* GIVEN PROBLEM
Below is a listing to write out in full, exactly as given, without its pictures.

* DATASET RECORDS
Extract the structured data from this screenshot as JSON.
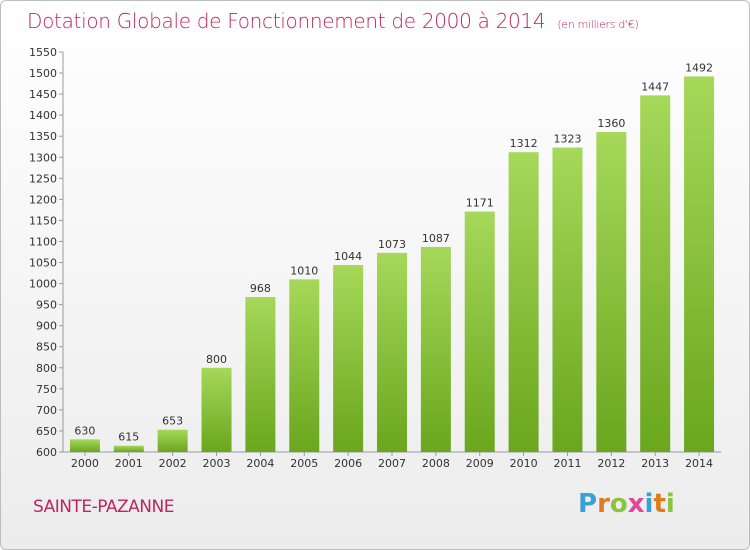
{
  "header": {
    "title": "Dotation Globale de Fonctionnement de 2000 à 2014",
    "subtitle": "(en milliers d'€)"
  },
  "footer": {
    "commune": "SAINTE-PAZANNE",
    "brand": "Proxiti"
  },
  "colors": {
    "title": "#c0245c",
    "bar_light": "#a6d85a",
    "bar_dark": "#6aa61e",
    "brand_letters": [
      "#3aa0d8",
      "#e07a1f",
      "#8bc43f",
      "#e0479a",
      "#3aa0d8",
      "#e07a1f",
      "#8bc43f"
    ]
  },
  "chart_data": {
    "type": "bar",
    "categories": [
      "2000",
      "2001",
      "2002",
      "2003",
      "2004",
      "2005",
      "2006",
      "2007",
      "2008",
      "2009",
      "2010",
      "2011",
      "2012",
      "2013",
      "2014"
    ],
    "values": [
      630,
      615,
      653,
      800,
      968,
      1010,
      1044,
      1073,
      1087,
      1171,
      1312,
      1323,
      1360,
      1447,
      1492
    ],
    "title": "Dotation Globale de Fonctionnement de 2000 à 2014",
    "subtitle": "(en milliers d'€)",
    "xlabel": "",
    "ylabel": "",
    "ylim": [
      600,
      1550
    ],
    "yticks": [
      600,
      650,
      700,
      750,
      800,
      850,
      900,
      950,
      1000,
      1050,
      1100,
      1150,
      1200,
      1250,
      1300,
      1350,
      1400,
      1450,
      1500,
      1550
    ],
    "grid": false,
    "legend": "none"
  }
}
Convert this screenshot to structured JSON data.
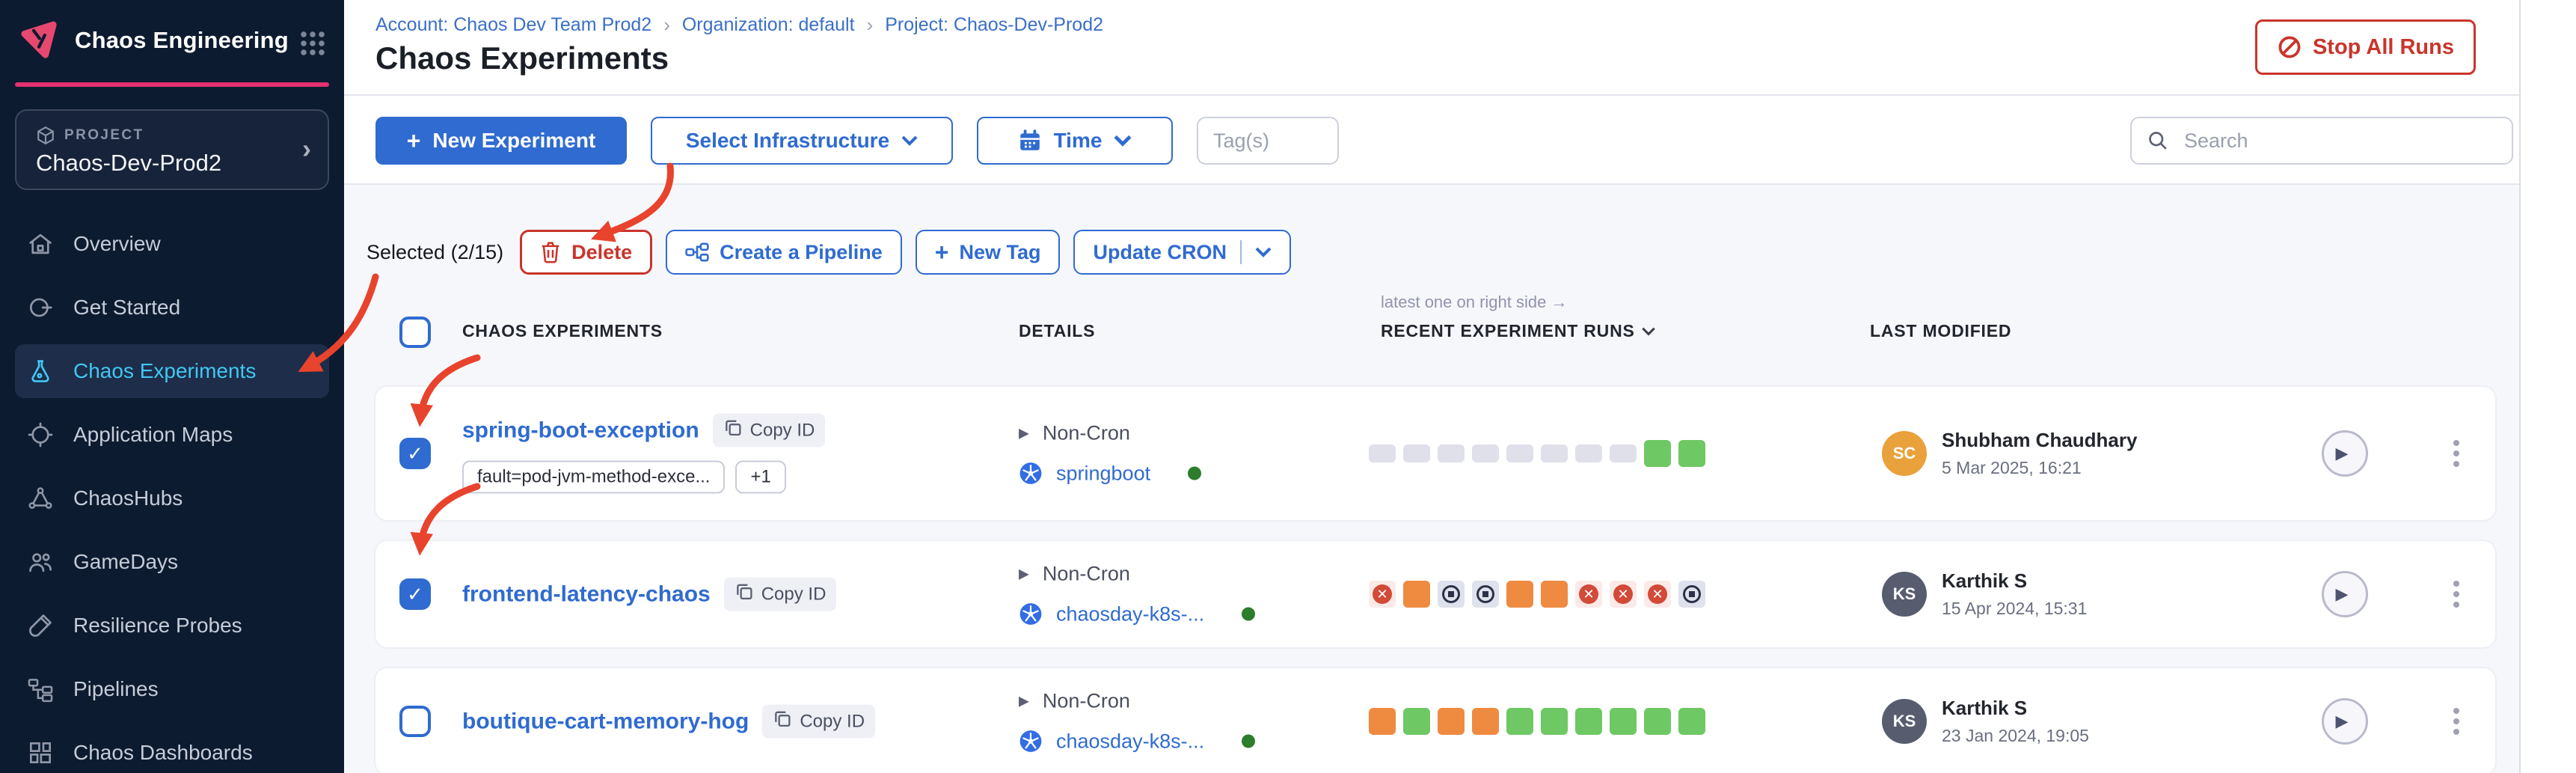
{
  "app": {
    "title": "Chaos Engineering"
  },
  "icons": {
    "play": "▶",
    "check": "✓",
    "chevron_right": "›"
  },
  "colors": {
    "accent_blue": "#2f6bd0",
    "active_nav_blue": "#41c7f2",
    "danger_red": "#c9352b",
    "annotation_red": "#e8432c",
    "run_green": "#6ec863",
    "run_orange": "#ef8a41",
    "run_gray": "#dfe0ea",
    "sidebar_bg": "#0d1b30",
    "brand_pink": "#e5306f"
  },
  "sidebar": {
    "project_label": "PROJECT",
    "project_name": "Chaos-Dev-Prod2",
    "items": [
      {
        "label": "Overview",
        "icon": "home-icon",
        "active": false
      },
      {
        "label": "Get Started",
        "icon": "get-started-icon",
        "active": false
      },
      {
        "label": "Chaos Experiments",
        "icon": "flask-icon",
        "active": true
      },
      {
        "label": "Application Maps",
        "icon": "application-maps-icon",
        "active": false
      },
      {
        "label": "ChaosHubs",
        "icon": "chaoshubs-icon",
        "active": false
      },
      {
        "label": "GameDays",
        "icon": "gamedays-icon",
        "active": false
      },
      {
        "label": "Resilience Probes",
        "icon": "probe-icon",
        "active": false
      },
      {
        "label": "Pipelines",
        "icon": "pipelines-icon",
        "active": false
      },
      {
        "label": "Chaos Dashboards",
        "icon": "dashboards-icon",
        "active": false
      }
    ]
  },
  "breadcrumb": {
    "account": "Account: Chaos Dev Team Prod2",
    "organization": "Organization: default",
    "project": "Project: Chaos-Dev-Prod2"
  },
  "header": {
    "title": "Chaos Experiments",
    "stop_all_runs": "Stop All Runs"
  },
  "toolbar": {
    "new_experiment": "New Experiment",
    "select_infrastructure": "Select Infrastructure",
    "time": "Time",
    "tags_placeholder": "Tag(s)",
    "search_placeholder": "Search"
  },
  "selection": {
    "label": "Selected (2/15)",
    "delete": "Delete",
    "create_pipeline": "Create a Pipeline",
    "new_tag": "New Tag",
    "update_cron": "Update CRON"
  },
  "table": {
    "note": "latest one on right side →",
    "headers": {
      "experiments": "CHAOS EXPERIMENTS",
      "details": "DETAILS",
      "recent_runs": "RECENT EXPERIMENT RUNS",
      "last_modified": "LAST MODIFIED"
    },
    "rows": [
      {
        "name": "spring-boot-exception",
        "copy_id": "Copy ID",
        "tags": [
          "fault=pod-jvm-method-exce...",
          "+1"
        ],
        "schedule": "Non-Cron",
        "infrastructure": "springboot",
        "checked": true,
        "runs": [
          "empty",
          "empty",
          "empty",
          "empty",
          "empty",
          "empty",
          "empty",
          "empty",
          "green",
          "green"
        ],
        "modified": {
          "initials": "SC",
          "name": "Shubham Chaudhary",
          "date": "5 Mar 2025, 16:21",
          "avatar_color": "#e9a13b"
        }
      },
      {
        "name": "frontend-latency-chaos",
        "copy_id": "Copy ID",
        "tags": [],
        "schedule": "Non-Cron",
        "infrastructure": "chaosday-k8s-...",
        "checked": true,
        "runs": [
          "failed",
          "orange",
          "stopped",
          "stopped",
          "orange",
          "orange",
          "failed",
          "failed",
          "failed",
          "stopped"
        ],
        "modified": {
          "initials": "KS",
          "name": "Karthik S",
          "date": "15 Apr 2024, 15:31",
          "avatar_color": "#575d6f"
        }
      },
      {
        "name": "boutique-cart-memory-hog",
        "copy_id": "Copy ID",
        "tags": [],
        "schedule": "Non-Cron",
        "infrastructure": "chaosday-k8s-...",
        "checked": false,
        "runs": [
          "orange",
          "green",
          "orange",
          "orange",
          "green",
          "green",
          "green",
          "green",
          "green",
          "green"
        ],
        "modified": {
          "initials": "KS",
          "name": "Karthik S",
          "date": "23 Jan 2024, 19:05",
          "avatar_color": "#575d6f"
        }
      }
    ]
  }
}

* RESULT OF THIS TASK
Extract the structured data from this screenshot as JSON.
{
  "header": {
    "title": "Dotation Globale de Fonctionnement de 2000 à 2014",
    "subtitle": "(en milliers d'€)"
  },
  "footer": {
    "commune": "SAINTE-PAZANNE",
    "brand": "Proxiti"
  },
  "colors": {
    "title": "#c0245c",
    "bar_light": "#a6d85a",
    "bar_dark": "#6aa61e",
    "brand_letters": [
      "#3aa0d8",
      "#e07a1f",
      "#8bc43f",
      "#e0479a",
      "#3aa0d8",
      "#e07a1f",
      "#8bc43f"
    ]
  },
  "chart_data": {
    "type": "bar",
    "categories": [
      "2000",
      "2001",
      "2002",
      "2003",
      "2004",
      "2005",
      "2006",
      "2007",
      "2008",
      "2009",
      "2010",
      "2011",
      "2012",
      "2013",
      "2014"
    ],
    "values": [
      630,
      615,
      653,
      800,
      968,
      1010,
      1044,
      1073,
      1087,
      1171,
      1312,
      1323,
      1360,
      1447,
      1492
    ],
    "title": "Dotation Globale de Fonctionnement de 2000 à 2014",
    "subtitle": "(en milliers d'€)",
    "xlabel": "",
    "ylabel": "",
    "ylim": [
      600,
      1550
    ],
    "yticks": [
      600,
      650,
      700,
      750,
      800,
      850,
      900,
      950,
      1000,
      1050,
      1100,
      1150,
      1200,
      1250,
      1300,
      1350,
      1400,
      1450,
      1500,
      1550
    ],
    "grid": false,
    "legend": "none"
  }
}
Convert this screenshot to structured JSON data.
{
  "app": {
    "title": "Chaos Engineering"
  },
  "icons": {
    "play": "▶",
    "check": "✓",
    "chevron_right": "›"
  },
  "colors": {
    "accent_blue": "#2f6bd0",
    "active_nav_blue": "#41c7f2",
    "danger_red": "#c9352b",
    "annotation_red": "#e8432c",
    "run_green": "#6ec863",
    "run_orange": "#ef8a41",
    "run_gray": "#dfe0ea",
    "sidebar_bg": "#0d1b30",
    "brand_pink": "#e5306f"
  },
  "sidebar": {
    "project_label": "PROJECT",
    "project_name": "Chaos-Dev-Prod2",
    "items": [
      {
        "label": "Overview",
        "icon": "home-icon",
        "active": false
      },
      {
        "label": "Get Started",
        "icon": "get-started-icon",
        "active": false
      },
      {
        "label": "Chaos Experiments",
        "icon": "flask-icon",
        "active": true
      },
      {
        "label": "Application Maps",
        "icon": "application-maps-icon",
        "active": false
      },
      {
        "label": "ChaosHubs",
        "icon": "chaoshubs-icon",
        "active": false
      },
      {
        "label": "GameDays",
        "icon": "gamedays-icon",
        "active": false
      },
      {
        "label": "Resilience Probes",
        "icon": "probe-icon",
        "active": false
      },
      {
        "label": "Pipelines",
        "icon": "pipelines-icon",
        "active": false
      },
      {
        "label": "Chaos Dashboards",
        "icon": "dashboards-icon",
        "active": false
      }
    ]
  },
  "breadcrumb": {
    "account": "Account: Chaos Dev Team Prod2",
    "organization": "Organization: default",
    "project": "Project: Chaos-Dev-Prod2"
  },
  "header": {
    "title": "Chaos Experiments",
    "stop_all_runs": "Stop All Runs"
  },
  "toolbar": {
    "new_experiment": "New Experiment",
    "select_infrastructure": "Select Infrastructure",
    "time": "Time",
    "tags_placeholder": "Tag(s)",
    "search_placeholder": "Search"
  },
  "selection": {
    "label": "Selected (2/15)",
    "delete": "Delete",
    "create_pipeline": "Create a Pipeline",
    "new_tag": "New Tag",
    "update_cron": "Update CRON"
  },
  "table": {
    "note": "latest one on right side →",
    "headers": {
      "experiments": "CHAOS EXPERIMENTS",
      "details": "DETAILS",
      "recent_runs": "RECENT EXPERIMENT RUNS",
      "last_modified": "LAST MODIFIED"
    },
    "rows": [
      {
        "name": "spring-boot-exception",
        "copy_id": "Copy ID",
        "tags": [
          "fault=pod-jvm-method-exce...",
          "+1"
        ],
        "schedule": "Non-Cron",
        "infrastructure": "springboot",
        "checked": true,
        "runs": [
          "empty",
          "empty",
          "empty",
          "empty",
          "empty",
          "empty",
          "empty",
          "empty",
          "green",
          "green"
        ],
        "modified": {
          "initials": "SC",
          "name": "Shubham Chaudhary",
          "date": "5 Mar 2025, 16:21",
          "avatar_color": "#e9a13b"
        }
      },
      {
        "name": "frontend-latency-chaos",
        "copy_id": "Copy ID",
        "tags": [],
        "schedule": "Non-Cron",
        "infrastructure": "chaosday-k8s-...",
        "checked": true,
        "runs": [
          "failed",
          "orange",
          "stopped",
          "stopped",
          "orange",
          "orange",
          "failed",
          "failed",
          "failed",
          "stopped"
        ],
        "modified": {
          "initials": "KS",
          "name": "Karthik S",
          "date": "15 Apr 2024, 15:31",
          "avatar_color": "#575d6f"
        }
      },
      {
        "name": "boutique-cart-memory-hog",
        "copy_id": "Copy ID",
        "tags": [],
        "schedule": "Non-Cron",
        "infrastructure": "chaosday-k8s-...",
        "checked": false,
        "runs": [
          "orange",
          "green",
          "orange",
          "orange",
          "green",
          "green",
          "green",
          "green",
          "green",
          "green"
        ],
        "modified": {
          "initials": "KS",
          "name": "Karthik S",
          "date": "23 Jan 2024, 19:05",
          "avatar_color": "#575d6f"
        }
      }
    ]
  }
}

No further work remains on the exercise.